***** PROVIDED ENTRIES

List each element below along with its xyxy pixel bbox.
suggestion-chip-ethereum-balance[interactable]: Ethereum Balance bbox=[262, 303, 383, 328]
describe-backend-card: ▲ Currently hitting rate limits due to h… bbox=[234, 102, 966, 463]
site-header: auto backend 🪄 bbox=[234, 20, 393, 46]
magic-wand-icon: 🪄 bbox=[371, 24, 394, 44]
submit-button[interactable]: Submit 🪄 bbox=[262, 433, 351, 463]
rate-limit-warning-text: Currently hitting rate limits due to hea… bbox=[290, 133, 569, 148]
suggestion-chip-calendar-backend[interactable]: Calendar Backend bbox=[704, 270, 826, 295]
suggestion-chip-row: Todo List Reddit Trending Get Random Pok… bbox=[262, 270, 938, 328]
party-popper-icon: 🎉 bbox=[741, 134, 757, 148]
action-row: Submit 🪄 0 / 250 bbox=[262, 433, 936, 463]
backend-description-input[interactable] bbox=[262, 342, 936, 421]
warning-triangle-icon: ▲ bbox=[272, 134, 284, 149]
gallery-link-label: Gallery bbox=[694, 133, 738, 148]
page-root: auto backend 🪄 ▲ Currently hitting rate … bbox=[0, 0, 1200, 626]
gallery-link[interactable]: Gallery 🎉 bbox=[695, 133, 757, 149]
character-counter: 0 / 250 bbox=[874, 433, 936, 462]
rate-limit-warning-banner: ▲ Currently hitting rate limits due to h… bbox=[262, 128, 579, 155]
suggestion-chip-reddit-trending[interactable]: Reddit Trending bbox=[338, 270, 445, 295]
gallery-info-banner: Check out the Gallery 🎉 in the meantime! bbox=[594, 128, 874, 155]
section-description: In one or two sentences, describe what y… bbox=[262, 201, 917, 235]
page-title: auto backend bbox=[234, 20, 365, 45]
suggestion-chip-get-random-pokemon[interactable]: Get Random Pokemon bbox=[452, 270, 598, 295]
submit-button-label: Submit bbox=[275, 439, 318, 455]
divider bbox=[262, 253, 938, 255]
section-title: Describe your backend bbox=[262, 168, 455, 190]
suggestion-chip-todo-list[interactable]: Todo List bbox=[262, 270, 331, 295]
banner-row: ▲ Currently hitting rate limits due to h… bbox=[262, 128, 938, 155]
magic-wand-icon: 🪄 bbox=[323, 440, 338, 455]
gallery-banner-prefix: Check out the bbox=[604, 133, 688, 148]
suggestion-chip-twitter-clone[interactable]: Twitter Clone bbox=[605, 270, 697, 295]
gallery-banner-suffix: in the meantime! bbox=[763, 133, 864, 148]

**********

**INSTRUCTIONS FOR THE TASK**.
Convert the lines of every item above into a numbered list, omitting any blank lines.

**CORRECT OUTPUT**.
1. List each element below along with its xyxy pixel bbox.
2. suggestion-chip-ethereum-balance[interactable]: Ethereum Balance bbox=[262, 303, 383, 328]
3. describe-backend-card: ▲ Currently hitting rate limits due to h… bbox=[234, 102, 966, 463]
4. site-header: auto backend 🪄 bbox=[234, 20, 393, 46]
5. magic-wand-icon: 🪄 bbox=[371, 24, 394, 44]
6. submit-button[interactable]: Submit 🪄 bbox=[262, 433, 351, 463]
7. rate-limit-warning-text: Currently hitting rate limits due to hea… bbox=[290, 133, 569, 148]
8. suggestion-chip-calendar-backend[interactable]: Calendar Backend bbox=[704, 270, 826, 295]
9. suggestion-chip-row: Todo List Reddit Trending Get Random Pok… bbox=[262, 270, 938, 328]
10. party-popper-icon: 🎉 bbox=[741, 134, 757, 148]
11. action-row: Submit 🪄 0 / 250 bbox=[262, 433, 936, 463]
12. backend-description-input[interactable] bbox=[262, 342, 936, 421]
13. warning-triangle-icon: ▲ bbox=[272, 134, 284, 149]
14. gallery-link-label: Gallery bbox=[694, 133, 738, 148]
15. page-root: auto backend 🪄 ▲ Currently hitting rate … bbox=[0, 0, 1200, 626]
16. gallery-link[interactable]: Gallery 🎉 bbox=[695, 133, 757, 149]
17. character-counter: 0 / 250 bbox=[874, 433, 936, 462]
18. rate-limit-warning-banner: ▲ Currently hitting rate limits due to h… bbox=[262, 128, 579, 155]
19. suggestion-chip-reddit-trending[interactable]: Reddit Trending bbox=[338, 270, 445, 295]
20. gallery-info-banner: Check out the Gallery 🎉 in the meantime! bbox=[594, 128, 874, 155]
21. section-description: In one or two sentences, describe what y… bbox=[262, 201, 917, 235]
22. page-title: auto backend bbox=[234, 20, 365, 45]
23. suggestion-chip-get-random-pokemon[interactable]: Get Random Pokemon bbox=[452, 270, 598, 295]
24. submit-button-label: Submit bbox=[275, 439, 318, 455]
25. divider bbox=[262, 253, 938, 255]
26. section-title: Describe your backend bbox=[262, 168, 455, 190]
27. suggestion-chip-todo-list[interactable]: Todo List bbox=[262, 270, 331, 295]
28. banner-row: ▲ Currently hitting rate limits due to h… bbox=[262, 128, 938, 155]
29. magic-wand-icon: 🪄 bbox=[323, 440, 338, 455]
30. gallery-banner-prefix: Check out the bbox=[604, 133, 688, 148]
31. suggestion-chip-twitter-clone[interactable]: Twitter Clone bbox=[605, 270, 697, 295]
32. gallery-banner-suffix: in the meantime! bbox=[763, 133, 864, 148]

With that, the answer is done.